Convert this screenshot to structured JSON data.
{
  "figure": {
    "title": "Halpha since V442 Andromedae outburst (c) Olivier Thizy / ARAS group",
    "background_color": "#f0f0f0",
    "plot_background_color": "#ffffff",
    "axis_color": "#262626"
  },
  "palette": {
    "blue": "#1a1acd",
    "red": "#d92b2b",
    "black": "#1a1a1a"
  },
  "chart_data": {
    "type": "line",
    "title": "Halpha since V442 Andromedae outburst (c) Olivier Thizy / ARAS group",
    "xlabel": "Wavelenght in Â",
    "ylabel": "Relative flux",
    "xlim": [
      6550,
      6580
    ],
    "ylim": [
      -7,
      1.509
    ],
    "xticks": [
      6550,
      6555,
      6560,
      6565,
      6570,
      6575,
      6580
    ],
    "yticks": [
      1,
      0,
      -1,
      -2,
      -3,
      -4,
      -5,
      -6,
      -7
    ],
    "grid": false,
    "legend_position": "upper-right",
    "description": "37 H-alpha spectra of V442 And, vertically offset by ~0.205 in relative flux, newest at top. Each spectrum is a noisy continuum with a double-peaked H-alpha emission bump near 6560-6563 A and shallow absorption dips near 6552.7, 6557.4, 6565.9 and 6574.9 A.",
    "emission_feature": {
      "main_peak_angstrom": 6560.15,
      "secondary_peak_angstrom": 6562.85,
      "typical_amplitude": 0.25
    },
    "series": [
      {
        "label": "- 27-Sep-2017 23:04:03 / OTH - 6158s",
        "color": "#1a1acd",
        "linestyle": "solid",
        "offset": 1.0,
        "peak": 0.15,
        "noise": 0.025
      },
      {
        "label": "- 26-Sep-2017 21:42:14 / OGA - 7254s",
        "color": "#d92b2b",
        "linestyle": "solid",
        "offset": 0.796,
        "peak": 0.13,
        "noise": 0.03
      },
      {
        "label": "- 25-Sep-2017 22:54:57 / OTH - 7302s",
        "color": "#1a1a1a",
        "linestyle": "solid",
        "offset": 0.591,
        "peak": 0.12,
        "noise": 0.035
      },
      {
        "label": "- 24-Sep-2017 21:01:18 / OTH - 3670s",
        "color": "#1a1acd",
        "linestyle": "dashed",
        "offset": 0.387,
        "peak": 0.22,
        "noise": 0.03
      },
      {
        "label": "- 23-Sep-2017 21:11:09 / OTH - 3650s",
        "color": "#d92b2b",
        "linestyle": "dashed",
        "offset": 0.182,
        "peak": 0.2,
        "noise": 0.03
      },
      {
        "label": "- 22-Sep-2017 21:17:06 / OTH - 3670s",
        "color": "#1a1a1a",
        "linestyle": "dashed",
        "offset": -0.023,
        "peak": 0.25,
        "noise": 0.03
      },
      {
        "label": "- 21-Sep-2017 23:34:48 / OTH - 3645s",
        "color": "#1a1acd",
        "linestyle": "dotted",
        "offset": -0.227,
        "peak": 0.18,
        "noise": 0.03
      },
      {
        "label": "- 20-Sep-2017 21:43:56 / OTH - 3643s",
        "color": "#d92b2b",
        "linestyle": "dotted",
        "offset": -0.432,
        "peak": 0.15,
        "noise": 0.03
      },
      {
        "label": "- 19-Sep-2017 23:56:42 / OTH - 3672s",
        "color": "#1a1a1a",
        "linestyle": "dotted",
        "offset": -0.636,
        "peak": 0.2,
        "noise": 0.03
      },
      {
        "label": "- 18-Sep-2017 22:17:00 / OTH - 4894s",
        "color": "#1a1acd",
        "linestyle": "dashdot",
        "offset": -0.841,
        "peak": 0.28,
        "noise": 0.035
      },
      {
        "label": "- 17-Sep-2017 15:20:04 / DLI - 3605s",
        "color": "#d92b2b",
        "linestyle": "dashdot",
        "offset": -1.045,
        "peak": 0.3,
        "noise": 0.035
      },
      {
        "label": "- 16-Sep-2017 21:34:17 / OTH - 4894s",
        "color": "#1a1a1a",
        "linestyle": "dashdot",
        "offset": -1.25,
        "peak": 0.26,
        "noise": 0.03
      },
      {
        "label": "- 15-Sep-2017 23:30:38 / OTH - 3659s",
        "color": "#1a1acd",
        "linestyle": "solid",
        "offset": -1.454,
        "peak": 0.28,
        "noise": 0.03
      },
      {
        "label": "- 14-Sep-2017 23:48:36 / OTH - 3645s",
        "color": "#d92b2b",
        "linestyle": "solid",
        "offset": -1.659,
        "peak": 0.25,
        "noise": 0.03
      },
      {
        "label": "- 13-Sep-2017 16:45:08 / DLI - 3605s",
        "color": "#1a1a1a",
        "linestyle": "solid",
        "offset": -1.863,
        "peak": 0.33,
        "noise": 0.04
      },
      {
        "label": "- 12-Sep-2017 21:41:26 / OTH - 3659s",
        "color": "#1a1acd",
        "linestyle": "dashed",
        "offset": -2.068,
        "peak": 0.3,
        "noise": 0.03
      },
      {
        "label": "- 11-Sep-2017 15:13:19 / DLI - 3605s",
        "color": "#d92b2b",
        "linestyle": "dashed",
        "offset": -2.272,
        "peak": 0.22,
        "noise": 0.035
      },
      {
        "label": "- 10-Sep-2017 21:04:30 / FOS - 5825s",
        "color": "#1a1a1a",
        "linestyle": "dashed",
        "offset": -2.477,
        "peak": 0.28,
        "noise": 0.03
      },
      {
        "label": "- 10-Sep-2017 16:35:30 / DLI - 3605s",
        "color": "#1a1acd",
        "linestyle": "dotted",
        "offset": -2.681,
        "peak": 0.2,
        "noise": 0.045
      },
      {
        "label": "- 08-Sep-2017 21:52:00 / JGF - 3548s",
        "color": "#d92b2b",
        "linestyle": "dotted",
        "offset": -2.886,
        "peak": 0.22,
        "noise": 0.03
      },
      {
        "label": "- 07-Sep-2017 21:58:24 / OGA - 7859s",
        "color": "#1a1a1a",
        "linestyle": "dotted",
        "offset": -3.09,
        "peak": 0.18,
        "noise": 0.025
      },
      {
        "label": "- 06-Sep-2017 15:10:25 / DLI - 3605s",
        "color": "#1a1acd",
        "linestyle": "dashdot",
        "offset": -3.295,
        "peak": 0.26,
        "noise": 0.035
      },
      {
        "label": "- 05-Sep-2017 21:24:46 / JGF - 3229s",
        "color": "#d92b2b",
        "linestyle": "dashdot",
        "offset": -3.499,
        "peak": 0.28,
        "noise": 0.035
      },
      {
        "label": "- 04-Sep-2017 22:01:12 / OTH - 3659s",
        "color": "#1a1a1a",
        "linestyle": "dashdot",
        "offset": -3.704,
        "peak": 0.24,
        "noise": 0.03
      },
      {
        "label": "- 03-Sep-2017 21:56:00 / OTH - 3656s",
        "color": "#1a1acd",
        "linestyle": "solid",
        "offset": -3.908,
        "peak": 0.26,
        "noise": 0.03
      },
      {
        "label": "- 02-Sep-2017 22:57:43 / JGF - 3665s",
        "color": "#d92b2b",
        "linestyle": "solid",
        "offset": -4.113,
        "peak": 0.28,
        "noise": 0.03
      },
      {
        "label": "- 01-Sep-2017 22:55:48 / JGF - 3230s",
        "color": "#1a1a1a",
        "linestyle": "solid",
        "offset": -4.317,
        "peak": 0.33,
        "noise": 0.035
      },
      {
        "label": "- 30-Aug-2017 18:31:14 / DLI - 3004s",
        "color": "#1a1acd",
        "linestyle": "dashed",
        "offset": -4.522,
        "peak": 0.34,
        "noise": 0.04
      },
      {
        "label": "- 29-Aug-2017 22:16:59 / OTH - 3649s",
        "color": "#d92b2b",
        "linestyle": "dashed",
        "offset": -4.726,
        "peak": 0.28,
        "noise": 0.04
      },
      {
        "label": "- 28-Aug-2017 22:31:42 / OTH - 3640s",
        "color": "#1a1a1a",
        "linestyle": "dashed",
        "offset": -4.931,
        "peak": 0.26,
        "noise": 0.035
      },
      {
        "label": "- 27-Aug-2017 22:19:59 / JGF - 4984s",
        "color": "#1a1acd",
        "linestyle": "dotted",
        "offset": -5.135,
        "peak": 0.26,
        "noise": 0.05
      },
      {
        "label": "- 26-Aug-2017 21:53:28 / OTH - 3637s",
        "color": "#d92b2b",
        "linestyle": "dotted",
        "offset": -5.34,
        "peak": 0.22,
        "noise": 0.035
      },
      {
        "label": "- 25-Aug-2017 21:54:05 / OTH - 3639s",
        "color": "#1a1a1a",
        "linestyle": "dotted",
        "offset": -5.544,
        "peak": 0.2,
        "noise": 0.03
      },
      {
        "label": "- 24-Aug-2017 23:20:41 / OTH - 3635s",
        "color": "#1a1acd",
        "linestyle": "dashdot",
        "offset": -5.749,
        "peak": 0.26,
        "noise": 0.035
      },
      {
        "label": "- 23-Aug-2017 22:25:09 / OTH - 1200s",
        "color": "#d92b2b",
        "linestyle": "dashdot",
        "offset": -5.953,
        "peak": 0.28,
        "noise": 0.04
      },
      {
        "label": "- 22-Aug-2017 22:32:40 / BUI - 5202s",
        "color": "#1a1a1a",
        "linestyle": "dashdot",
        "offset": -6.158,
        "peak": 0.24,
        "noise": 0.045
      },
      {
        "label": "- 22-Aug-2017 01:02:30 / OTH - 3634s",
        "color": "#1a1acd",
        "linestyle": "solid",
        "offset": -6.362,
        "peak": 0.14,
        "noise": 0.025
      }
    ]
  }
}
--*--
Report all lines of the data that include the word "flux".

**THE OUTPUT**
    "ylabel": "Relative flux",
    "description": "37 H-alpha spectra of V442 And, vertically offset by ~0.205 in relative flux, newest at top. Each spectrum is a noisy continuum with a double-peaked H-alpha emission bump near 6560-6563 A and shallow absorption dips near 6552.7, 6557.4, 6565.9 and 6574.9 A.",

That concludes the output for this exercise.